WRITTEN REQUEST |
Gather each line in the entries that includes the string "with".

(Dataset entries)
>> BEGIN
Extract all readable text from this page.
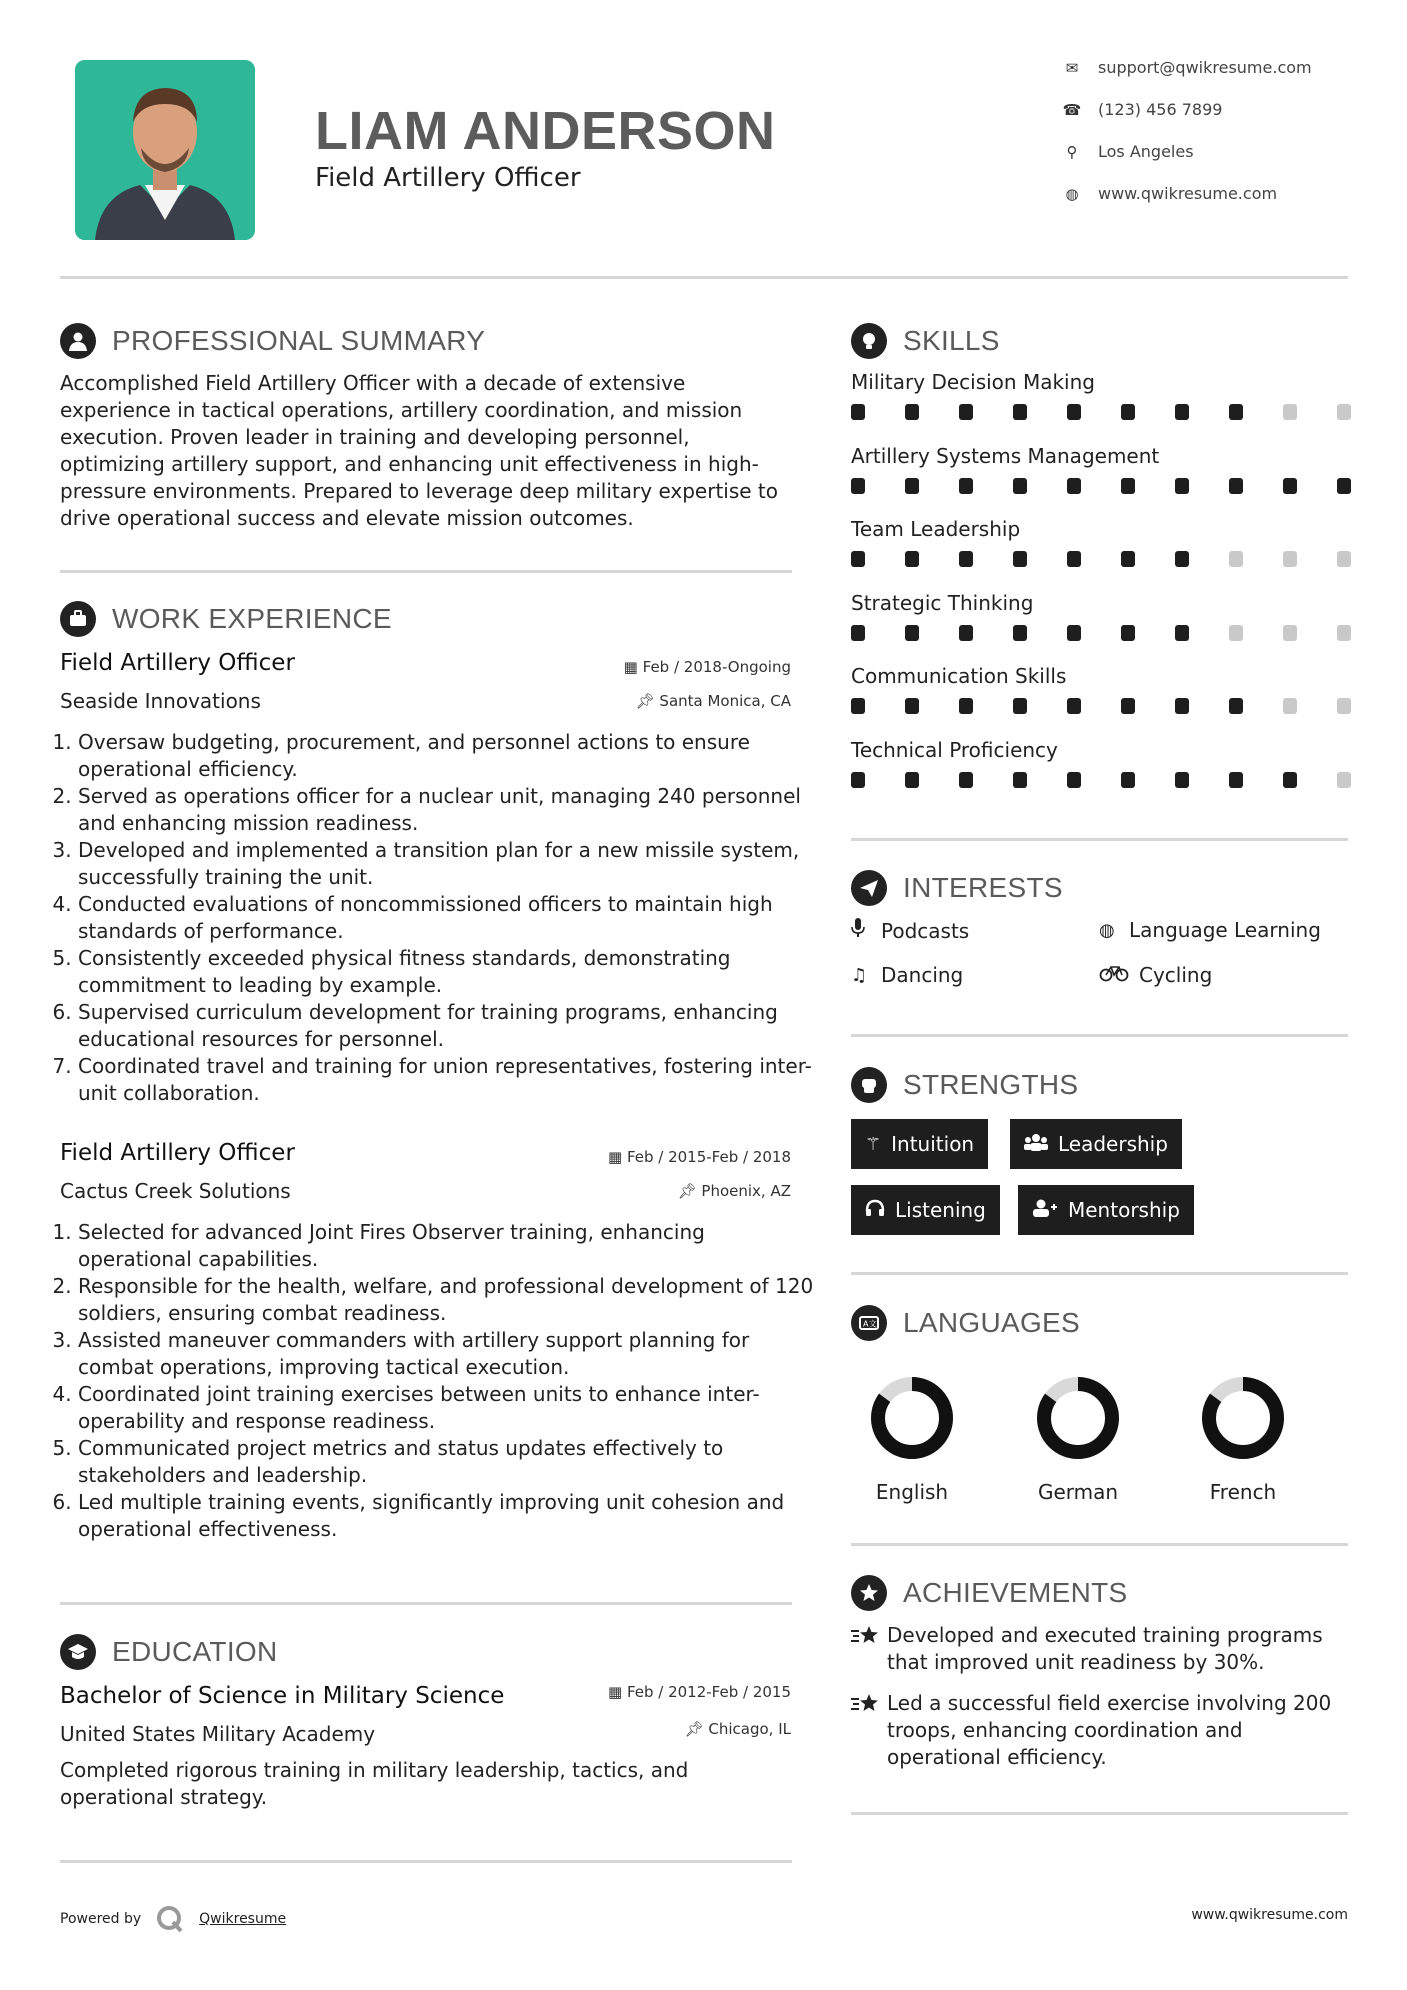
LIAM ANDERSON
Field Artillery Officer
✉ support@qwikresume.com
☎ (123) 456 7899
⚲ Los Angeles
◍ www.qwikresume.com
PROFESSIONAL SUMMARY
Accomplished Field Artillery Officer with a decade of extensive experience in tactical operations, artillery coordination, and mission execution. Proven leader in training and developing personnel, optimizing artillery support, and enhancing unit effectiveness in high-pressure environments. Prepared to leverage deep military expertise to drive operational success and elevate mission outcomes.
WORK EXPERIENCE
Field Artillery Officer	▦ Feb / 2018-Ongoing
Seaside Innovations	📌︎ Santa Monica, CA
1. Oversaw budgeting, procurement, and personnel actions to ensure operational efficiency.
2. Served as operations officer for a nuclear unit, managing 240 personnel and enhancing mission readiness.
3. Developed and implemented a transition plan for a new missile system, successfully training the unit.
4. Conducted evaluations of noncommissioned officers to maintain high standards of performance.
5. Consistently exceeded physical fitness standards, demonstrating commitment to leading by example.
6. Supervised curriculum development for training programs, enhancing educational resources for personnel.
7. Coordinated travel and training for union representatives, fostering inter-unit collaboration.
Field Artillery Officer	▦ Feb / 2015-Feb / 2018
Cactus Creek Solutions	📌︎ Phoenix, AZ
1. Selected for advanced Joint Fires Observer training, enhancing operational capabilities.
2. Responsible for the health, welfare, and professional development of 120 soldiers, ensuring combat readiness.
3. Assisted maneuver commanders with artillery support planning for combat operations, improving tactical execution.
4. Coordinated joint training exercises between units to enhance inter-operability and response readiness.
5. Communicated project metrics and status updates effectively to stakeholders and leadership.
6. Led multiple training events, significantly improving unit cohesion and operational effectiveness.
EDUCATION
Bachelor of Science in Military Science	▦ Feb / 2012-Feb / 2015
United States Military Academy	📌︎ Chicago, IL
Completed rigorous training in military leadership, tactics, and operational strategy.
SKILLS
Military Decision Making
Artillery Systems Management
Team Leadership
Strategic Thinking
Communication Skills
Technical Proficiency
INTERESTS
Podcasts	◍ Language Learning
♫ Dancing	Cycling
STRENGTHS
⚚ Intuition	Leadership
Listening	Mentorship
A文 LANGUAGES
English	German	French
ACHIEVEMENTS
Developed and executed training programs that improved unit readiness by 30%.
Led a successful field exercise involving 200 troops, enhancing coordination and operational efficiency.
Powered by	Qwikresume	www.qwikresume.com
>> END
WRITTEN ANSWER |
Accomplished Field Artillery Officer with a decade of extensive experience in tactical operations, artillery coordination, and mission execution. Proven leader in training and developing personnel, optimizing artillery support, and enhancing unit effectiveness in high-pressure environments. Prepared to leverage deep military expertise to drive operational success and elevate mission outcomes.
3. Assisted maneuver commanders with artillery support planning for combat operations, improving tactical execution.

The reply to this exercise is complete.